>> BEGIN INFORMATION PROVIDED

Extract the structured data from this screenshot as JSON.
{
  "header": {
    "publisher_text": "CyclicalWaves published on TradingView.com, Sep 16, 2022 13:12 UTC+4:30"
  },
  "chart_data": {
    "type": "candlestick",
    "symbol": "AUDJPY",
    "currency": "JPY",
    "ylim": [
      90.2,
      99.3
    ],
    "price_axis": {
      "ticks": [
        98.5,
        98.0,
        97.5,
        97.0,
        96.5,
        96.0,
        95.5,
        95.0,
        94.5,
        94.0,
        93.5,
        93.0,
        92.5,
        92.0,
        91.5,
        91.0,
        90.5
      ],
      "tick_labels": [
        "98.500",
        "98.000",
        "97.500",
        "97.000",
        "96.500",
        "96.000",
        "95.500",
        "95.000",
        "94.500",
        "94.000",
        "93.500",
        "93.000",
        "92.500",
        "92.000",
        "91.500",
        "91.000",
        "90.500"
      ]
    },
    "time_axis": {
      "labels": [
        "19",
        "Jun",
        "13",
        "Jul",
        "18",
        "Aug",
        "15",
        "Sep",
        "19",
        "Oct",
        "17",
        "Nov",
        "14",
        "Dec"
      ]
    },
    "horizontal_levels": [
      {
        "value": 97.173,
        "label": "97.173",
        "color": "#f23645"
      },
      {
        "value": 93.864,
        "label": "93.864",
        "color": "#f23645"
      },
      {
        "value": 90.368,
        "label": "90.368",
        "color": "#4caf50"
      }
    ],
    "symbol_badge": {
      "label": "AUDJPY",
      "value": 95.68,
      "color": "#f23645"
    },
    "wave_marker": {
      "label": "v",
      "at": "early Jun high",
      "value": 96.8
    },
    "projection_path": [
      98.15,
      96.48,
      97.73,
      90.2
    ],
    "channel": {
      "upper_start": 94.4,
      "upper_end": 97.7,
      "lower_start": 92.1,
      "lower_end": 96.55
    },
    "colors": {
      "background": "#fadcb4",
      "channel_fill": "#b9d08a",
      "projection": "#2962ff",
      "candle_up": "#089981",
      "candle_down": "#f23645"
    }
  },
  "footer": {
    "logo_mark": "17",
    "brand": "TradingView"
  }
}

>> END INFORMATION PROVIDED

Scan the entries above and work out how many lines include the word "TradingView"; the reply is that number alone.

## EXERCISE RESULT
2